====== EXERCISE MATERIALS ======

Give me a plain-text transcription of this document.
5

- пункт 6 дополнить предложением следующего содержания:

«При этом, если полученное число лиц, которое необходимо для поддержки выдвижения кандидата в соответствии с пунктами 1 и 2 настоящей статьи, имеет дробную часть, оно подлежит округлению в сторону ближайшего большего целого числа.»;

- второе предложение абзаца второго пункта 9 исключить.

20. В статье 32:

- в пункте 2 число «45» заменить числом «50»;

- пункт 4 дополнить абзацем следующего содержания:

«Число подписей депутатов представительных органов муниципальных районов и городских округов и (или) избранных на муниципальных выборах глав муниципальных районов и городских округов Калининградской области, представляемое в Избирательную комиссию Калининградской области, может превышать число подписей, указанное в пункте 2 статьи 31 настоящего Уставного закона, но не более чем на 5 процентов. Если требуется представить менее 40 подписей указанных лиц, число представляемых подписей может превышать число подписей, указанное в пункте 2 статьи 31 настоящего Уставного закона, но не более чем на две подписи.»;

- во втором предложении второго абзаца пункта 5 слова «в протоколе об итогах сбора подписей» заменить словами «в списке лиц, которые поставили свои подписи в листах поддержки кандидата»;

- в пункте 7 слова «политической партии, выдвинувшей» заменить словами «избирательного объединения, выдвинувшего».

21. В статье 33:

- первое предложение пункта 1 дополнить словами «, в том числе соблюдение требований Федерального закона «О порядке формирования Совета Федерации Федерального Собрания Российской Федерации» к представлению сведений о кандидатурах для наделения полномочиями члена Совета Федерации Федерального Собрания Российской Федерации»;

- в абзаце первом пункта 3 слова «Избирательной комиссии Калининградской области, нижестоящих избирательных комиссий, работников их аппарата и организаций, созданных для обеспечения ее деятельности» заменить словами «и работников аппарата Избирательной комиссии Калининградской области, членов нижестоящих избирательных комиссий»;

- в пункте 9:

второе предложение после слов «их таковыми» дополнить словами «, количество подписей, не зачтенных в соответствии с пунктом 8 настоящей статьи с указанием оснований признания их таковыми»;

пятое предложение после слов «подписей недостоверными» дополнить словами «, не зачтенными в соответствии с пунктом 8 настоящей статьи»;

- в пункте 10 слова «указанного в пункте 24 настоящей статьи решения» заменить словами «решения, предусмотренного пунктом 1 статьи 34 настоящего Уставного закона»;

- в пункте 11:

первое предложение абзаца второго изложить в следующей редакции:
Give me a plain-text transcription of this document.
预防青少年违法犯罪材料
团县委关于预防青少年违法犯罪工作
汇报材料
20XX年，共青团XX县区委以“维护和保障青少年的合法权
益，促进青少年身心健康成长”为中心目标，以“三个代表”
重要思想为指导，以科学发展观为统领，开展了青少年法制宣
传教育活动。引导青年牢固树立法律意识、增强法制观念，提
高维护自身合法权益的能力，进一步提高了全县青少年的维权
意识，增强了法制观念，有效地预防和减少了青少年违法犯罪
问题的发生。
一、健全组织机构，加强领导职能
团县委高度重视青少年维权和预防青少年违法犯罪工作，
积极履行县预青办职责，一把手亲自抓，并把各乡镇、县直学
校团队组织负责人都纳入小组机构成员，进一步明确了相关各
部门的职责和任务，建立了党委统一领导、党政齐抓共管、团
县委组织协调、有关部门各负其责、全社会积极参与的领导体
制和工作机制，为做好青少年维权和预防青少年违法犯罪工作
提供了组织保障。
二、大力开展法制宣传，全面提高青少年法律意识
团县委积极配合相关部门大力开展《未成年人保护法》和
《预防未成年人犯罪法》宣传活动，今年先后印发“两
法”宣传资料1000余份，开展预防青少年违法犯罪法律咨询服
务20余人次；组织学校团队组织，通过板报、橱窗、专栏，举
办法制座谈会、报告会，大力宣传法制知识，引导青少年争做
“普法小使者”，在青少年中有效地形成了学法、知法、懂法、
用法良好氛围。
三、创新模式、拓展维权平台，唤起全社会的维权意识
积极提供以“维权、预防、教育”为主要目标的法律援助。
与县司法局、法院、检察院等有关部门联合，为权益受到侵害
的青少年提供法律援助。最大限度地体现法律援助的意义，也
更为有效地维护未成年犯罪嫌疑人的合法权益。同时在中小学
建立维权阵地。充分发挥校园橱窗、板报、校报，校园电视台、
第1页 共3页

======

### EXERCISE BRIEF
Exact copies of all the records are required.

### RESULT
Give me a plain-text transcription of this document.
5

- пункт 6 дополнить предложением следующего содержания:

«При этом, если полученное число лиц, которое необходимо для поддержки выдвижения кандидата в соответствии с пунктами 1 и 2 настоящей статьи, имеет дробную часть, оно подлежит округлению в сторону ближайшего большего целого числа.»;

- второе предложение абзаца второго пункта 9 исключить.

20. В статье 32:

- в пункте 2 число «45» заменить числом «50»;

- пункт 4 дополнить абзацем следующего содержания:

«Число подписей депутатов представительных органов муниципальных районов и городских округов и (или) избранных на муниципальных выборах глав муниципальных районов и городских округов Калининградской области, представляемое в Избирательную комиссию Калининградской области, может превышать число подписей, указанное в пункте 2 статьи 31 настоящего Уставного закона, но не более чем на 5 процентов. Если требуется представить менее 40 подписей указанных лиц, число представляемых подписей может превышать число подписей, указанное в пункте 2 статьи 31 настоящего Уставного закона, но не более чем на две подписи.»;

- во втором предложении второго абзаца пункта 5 слова «в протоколе об итогах сбора подписей» заменить словами «в списке лиц, которые поставили свои подписи в листах поддержки кандидата»;

- в пункте 7 слова «политической партии, выдвинувшей» заменить словами «избирательного объединения, выдвинувшего».

21. В статье 33:

- первое предложение пункта 1 дополнить словами «, в том числе соблюдение требований Федерального закона «О порядке формирования Совета Федерации Федерального Собрания Российской Федерации» к представлению сведений о кандидатурах для наделения полномочиями члена Совета Федерации Федерального Собрания Российской Федерации»;

- в абзаце первом пункта 3 слова «Избирательной комиссии Калининградской области, нижестоящих избирательных комиссий, работников их аппарата и организаций, созданных для обеспечения ее деятельности» заменить словами «и работников аппарата Избирательной комиссии Калининградской области, членов нижестоящих избирательных комиссий»;

- в пункте 9:

второе предложение после слов «их таковыми» дополнить словами «, количество подписей, не зачтенных в соответствии с пунктом 8 настоящей статьи с указанием оснований признания их таковыми»;

пятое предложение после слов «подписей недостоверными» дополнить словами «, не зачтенными в соответствии с пунктом 8 настоящей статьи»;

- в пункте 10 слова «указанного в пункте 24 настоящей статьи решения» заменить словами «решения, предусмотренного пунктом 1 статьи 34 настоящего Уставного закона»;

- в пункте 11:

первое предложение абзаца второго изложить в следующей редакции:
Give me a plain-text transcription of this document.
预防青少年违法犯罪材料
团县委关于预防青少年违法犯罪工作
汇报材料
20XX年，共青团XX县区委以“维护和保障青少年的合法权
益，促进青少年身心健康成长”为中心目标，以“三个代表”
重要思想为指导，以科学发展观为统领，开展了青少年法制宣
传教育活动。引导青年牢固树立法律意识、增强法制观念，提
高维护自身合法权益的能力，进一步提高了全县青少年的维权
意识，增强了法制观念，有效地预防和减少了青少年违法犯罪
问题的发生。
一、健全组织机构，加强领导职能
团县委高度重视青少年维权和预防青少年违法犯罪工作，
积极履行县预青办职责，一把手亲自抓，并把各乡镇、县直学
校团队组织负责人都纳入小组机构成员，进一步明确了相关各
部门的职责和任务，建立了党委统一领导、党政齐抓共管、团
县委组织协调、有关部门各负其责、全社会积极参与的领导体
制和工作机制，为做好青少年维权和预防青少年违法犯罪工作
提供了组织保障。
二、大力开展法制宣传，全面提高青少年法律意识
团县委积极配合相关部门大力开展《未成年人保护法》和
《预防未成年人犯罪法》宣传活动，今年先后印发“两
法”宣传资料1000余份，开展预防青少年违法犯罪法律咨询服
务20余人次；组织学校团队组织，通过板报、橱窗、专栏，举
办法制座谈会、报告会，大力宣传法制知识，引导青少年争做
“普法小使者”，在青少年中有效地形成了学法、知法、懂法、
用法良好氛围。
三、创新模式、拓展维权平台，唤起全社会的维权意识
积极提供以“维权、预防、教育”为主要目标的法律援助。
与县司法局、法院、检察院等有关部门联合，为权益受到侵害
的青少年提供法律援助。最大限度地体现法律援助的意义，也
更为有效地维护未成年犯罪嫌疑人的合法权益。同时在中小学
建立维权阵地。充分发挥校园橱窗、板报、校报，校园电视台、
第1页 共3页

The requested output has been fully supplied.